-- begin --

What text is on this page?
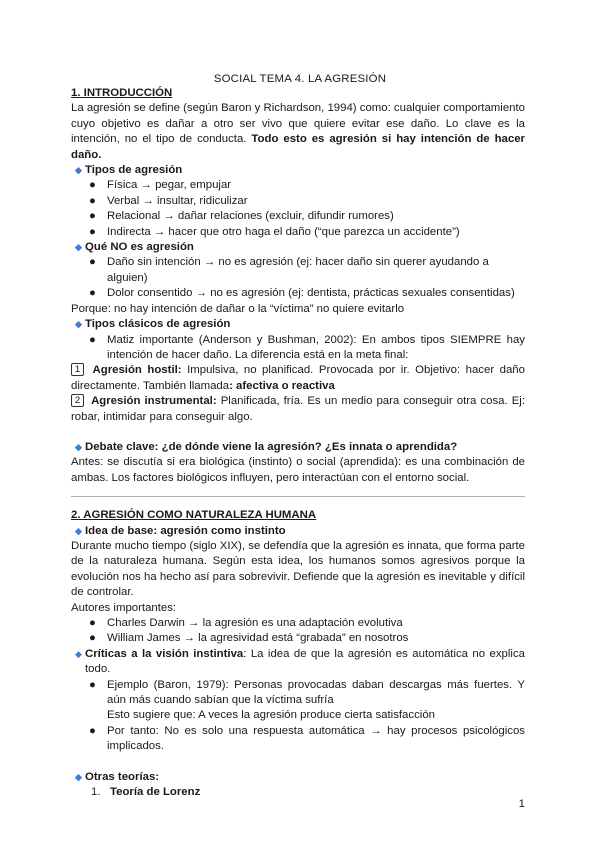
SOCIAL TEMA 4. LA AGRESIÓN
1. INTRODUCCIÓN
La agresión se define (según Baron y Richardson, 1994) como: cualquier comportamiento cuyo objetivo es dañar a otro ser vivo que quiere evitar ese daño. Lo clave es la intención, no el tipo de conducta. Todo esto es agresión si hay intención de hacer daño.
◆ Tipos de agresión
● Física → pegar, empujar
● Verbal → insultar, ridiculizar
● Relacional → dañar relaciones (excluir, difundir rumores)
● Indirecta → hacer que otro haga el daño (“que parezca un accidente”)
◆ Qué NO es agresión
● Daño sin intención → no es agresión (ej: hacer daño sin querer ayudando a alguien)
● Dolor consentido → no es agresión (ej: dentista, prácticas sexuales consentidas)
Porque: no hay intención de dañar o la “víctima” no quiere evitarlo
◆ Tipos clásicos de agresión
● Matiz importante (Anderson y Bushman, 2002): En ambos tipos SIEMPRE hay intención de hacer daño. La diferencia está en la meta final:
1 Agresión hostil: Impulsiva, no planificad. Provocada por ir. Objetivo: hacer daño directamente. También llamada: afectiva o reactiva
2 Agresión instrumental: Planificada, fría. Es un medio para conseguir otra cosa. Ej: robar, intimidar para conseguir algo.
◆ Debate clave: ¿de dónde viene la agresión? ¿Es innata o aprendida?
Antes: se discutía si era biológica (instinto) o social (aprendida): es una combinación de ambas. Los factores biológicos influyen, pero interactúan con el entorno social.
2. AGRESIÓN COMO NATURALEZA HUMANA
◆ Idea de base: agresión como instinto
Durante mucho tiempo (siglo XIX), se defendía que la agresión es innata, que forma parte de la naturaleza humana. Según esta idea, los humanos somos agresivos porque la evolución nos ha hecho así para sobrevivir. Defiende que la agresión es inevitable y difícil de controlar.
Autores importantes:
● Charles Darwin → la agresión es una adaptación evolutiva
● William James → la agresividad está “grabada” en nosotros
◆ Críticas a la visión instintiva: La idea de que la agresión es automática no explica todo.
● Ejemplo (Baron, 1979): Personas provocadas daban descargas más fuertes. Y aún más cuando sabían que la víctima sufría
Esto sugiere que: A veces la agresión produce cierta satisfacción
● Por tanto: No es solo una respuesta automática → hay procesos psicológicos implicados.
◆ Otras teorías:
1. Teoría de Lorenz
1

-- end --

Pull out all lines from the entries above in which the word "está" appears.

## [ANSWER IN FULL]
● Matiz importante (Anderson y Bushman, 2002): En ambos tipos SIEMPRE hay intención de hacer daño. La diferencia está en la meta final:
● William James → la agresividad está “grabada” en nosotros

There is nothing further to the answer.